• **Required task**: Below are some records; return each one exactly.

• **Material to process**:
=====

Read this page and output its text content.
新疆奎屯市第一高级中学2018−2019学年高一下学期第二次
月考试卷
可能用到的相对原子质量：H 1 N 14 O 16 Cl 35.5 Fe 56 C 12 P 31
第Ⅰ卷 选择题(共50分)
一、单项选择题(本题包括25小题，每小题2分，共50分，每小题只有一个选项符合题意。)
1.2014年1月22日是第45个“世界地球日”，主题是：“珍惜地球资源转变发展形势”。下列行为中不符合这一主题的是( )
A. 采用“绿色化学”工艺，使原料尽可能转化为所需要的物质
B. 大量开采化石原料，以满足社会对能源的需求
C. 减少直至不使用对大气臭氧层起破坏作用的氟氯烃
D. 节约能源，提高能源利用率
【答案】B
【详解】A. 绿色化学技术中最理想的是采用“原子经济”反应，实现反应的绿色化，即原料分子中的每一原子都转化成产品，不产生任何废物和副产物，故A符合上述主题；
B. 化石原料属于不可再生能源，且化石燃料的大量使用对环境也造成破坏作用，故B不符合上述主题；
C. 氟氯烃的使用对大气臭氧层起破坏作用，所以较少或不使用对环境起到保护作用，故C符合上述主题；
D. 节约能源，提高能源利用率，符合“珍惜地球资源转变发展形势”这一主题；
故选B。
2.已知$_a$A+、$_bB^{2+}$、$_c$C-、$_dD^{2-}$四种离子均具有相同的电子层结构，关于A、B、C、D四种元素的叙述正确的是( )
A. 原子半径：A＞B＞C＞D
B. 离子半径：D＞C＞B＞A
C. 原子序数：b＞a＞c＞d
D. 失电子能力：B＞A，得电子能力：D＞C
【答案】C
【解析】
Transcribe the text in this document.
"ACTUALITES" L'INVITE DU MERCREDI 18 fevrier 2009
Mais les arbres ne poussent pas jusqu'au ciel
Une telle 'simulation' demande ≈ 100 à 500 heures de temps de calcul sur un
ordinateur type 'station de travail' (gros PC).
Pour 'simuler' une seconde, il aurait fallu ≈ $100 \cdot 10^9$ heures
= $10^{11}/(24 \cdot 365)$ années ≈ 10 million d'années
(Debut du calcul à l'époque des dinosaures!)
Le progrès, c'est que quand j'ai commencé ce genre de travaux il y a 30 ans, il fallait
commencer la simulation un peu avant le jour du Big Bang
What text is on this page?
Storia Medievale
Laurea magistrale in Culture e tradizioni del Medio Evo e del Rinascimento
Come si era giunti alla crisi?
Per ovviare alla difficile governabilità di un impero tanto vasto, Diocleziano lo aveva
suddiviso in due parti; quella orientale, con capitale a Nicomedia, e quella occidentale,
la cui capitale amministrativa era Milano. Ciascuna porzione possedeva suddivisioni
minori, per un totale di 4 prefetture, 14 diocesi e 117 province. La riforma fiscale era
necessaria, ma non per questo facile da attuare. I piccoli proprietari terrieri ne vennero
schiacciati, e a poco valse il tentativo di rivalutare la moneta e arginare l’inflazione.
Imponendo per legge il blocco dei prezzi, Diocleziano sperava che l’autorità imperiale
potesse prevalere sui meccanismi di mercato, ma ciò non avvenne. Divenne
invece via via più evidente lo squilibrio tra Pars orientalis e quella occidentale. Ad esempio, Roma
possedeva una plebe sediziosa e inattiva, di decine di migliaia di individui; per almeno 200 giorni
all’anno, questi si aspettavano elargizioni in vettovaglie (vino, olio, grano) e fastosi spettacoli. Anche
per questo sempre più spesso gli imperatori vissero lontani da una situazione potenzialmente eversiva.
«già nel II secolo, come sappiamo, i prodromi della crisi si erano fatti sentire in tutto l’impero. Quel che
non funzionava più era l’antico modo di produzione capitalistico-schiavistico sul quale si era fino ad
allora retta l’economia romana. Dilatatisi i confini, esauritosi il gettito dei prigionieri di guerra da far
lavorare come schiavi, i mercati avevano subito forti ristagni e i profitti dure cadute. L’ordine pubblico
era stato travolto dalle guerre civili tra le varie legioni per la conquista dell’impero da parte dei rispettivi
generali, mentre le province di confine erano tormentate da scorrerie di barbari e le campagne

=====

• **Solution for this problem**:
Read this page and output its text content.
新疆奎屯市第一高级中学2018−2019学年高一下学期第二次
月考试卷
可能用到的相对原子质量：H 1 N 14 O 16 Cl 35.5 Fe 56 C 12 P 31
第Ⅰ卷 选择题(共50分)
一、单项选择题(本题包括25小题，每小题2分，共50分，每小题只有一个选项符合题意。)
1.2014年1月22日是第45个“世界地球日”，主题是：“珍惜地球资源转变发展形势”。下列行为中不符合这一主题的是( )
A. 采用“绿色化学”工艺，使原料尽可能转化为所需要的物质
B. 大量开采化石原料，以满足社会对能源的需求
C. 减少直至不使用对大气臭氧层起破坏作用的氟氯烃
D. 节约能源，提高能源利用率
【答案】B
【详解】A. 绿色化学技术中最理想的是采用“原子经济”反应，实现反应的绿色化，即原料分子中的每一原子都转化成产品，不产生任何废物和副产物，故A符合上述主题；
B. 化石原料属于不可再生能源，且化石燃料的大量使用对环境也造成破坏作用，故B不符合上述主题；
C. 氟氯烃的使用对大气臭氧层起破坏作用，所以较少或不使用对环境起到保护作用，故C符合上述主题；
D. 节约能源，提高能源利用率，符合“珍惜地球资源转变发展形势”这一主题；
故选B。
2.已知$_a$A+、$_bB^{2+}$、$_c$C-、$_dD^{2-}$四种离子均具有相同的电子层结构，关于A、B、C、D四种元素的叙述正确的是( )
A. 原子半径：A＞B＞C＞D
B. 离子半径：D＞C＞B＞A
C. 原子序数：b＞a＞c＞d
D. 失电子能力：B＞A，得电子能力：D＞C
【答案】C
【解析】
Transcribe the text in this document.
"ACTUALITES" L'INVITE DU MERCREDI 18 fevrier 2009
Mais les arbres ne poussent pas jusqu'au ciel
Une telle 'simulation' demande ≈ 100 à 500 heures de temps de calcul sur un
ordinateur type 'station de travail' (gros PC).
Pour 'simuler' une seconde, il aurait fallu ≈ $100 \cdot 10^9$ heures
= $10^{11}/(24 \cdot 365)$ années ≈ 10 million d'années
(Debut du calcul à l'époque des dinosaures!)
Le progrès, c'est que quand j'ai commencé ce genre de travaux il y a 30 ans, il fallait
commencer la simulation un peu avant le jour du Big Bang
What text is on this page?
Storia Medievale
Laurea magistrale in Culture e tradizioni del Medio Evo e del Rinascimento
Come si era giunti alla crisi?
Per ovviare alla difficile governabilità di un impero tanto vasto, Diocleziano lo aveva
suddiviso in due parti; quella orientale, con capitale a Nicomedia, e quella occidentale,
la cui capitale amministrativa era Milano. Ciascuna porzione possedeva suddivisioni
minori, per un totale di 4 prefetture, 14 diocesi e 117 province. La riforma fiscale era
necessaria, ma non per questo facile da attuare. I piccoli proprietari terrieri ne vennero
schiacciati, e a poco valse il tentativo di rivalutare la moneta e arginare l’inflazione.
Imponendo per legge il blocco dei prezzi, Diocleziano sperava che l’autorità imperiale
potesse prevalere sui meccanismi di mercato, ma ciò non avvenne. Divenne
invece via via più evidente lo squilibrio tra Pars orientalis e quella occidentale. Ad esempio, Roma
possedeva una plebe sediziosa e inattiva, di decine di migliaia di individui; per almeno 200 giorni
all’anno, questi si aspettavano elargizioni in vettovaglie (vino, olio, grano) e fastosi spettacoli. Anche
per questo sempre più spesso gli imperatori vissero lontani da una situazione potenzialmente eversiva.
«già nel II secolo, come sappiamo, i prodromi della crisi si erano fatti sentire in tutto l’impero. Quel che
non funzionava più era l’antico modo di produzione capitalistico-schiavistico sul quale si era fino ad
allora retta l’economia romana. Dilatatisi i confini, esauritosi il gettito dei prigionieri di guerra da far
lavorare come schiavi, i mercati avevano subito forti ristagni e i profitti dure cadute. L’ordine pubblico
era stato travolto dalle guerre civili tra le varie legioni per la conquista dell’impero da parte dei rispettivi
generali, mentre le province di confine erano tormentate da scorrerie di barbari e le campagne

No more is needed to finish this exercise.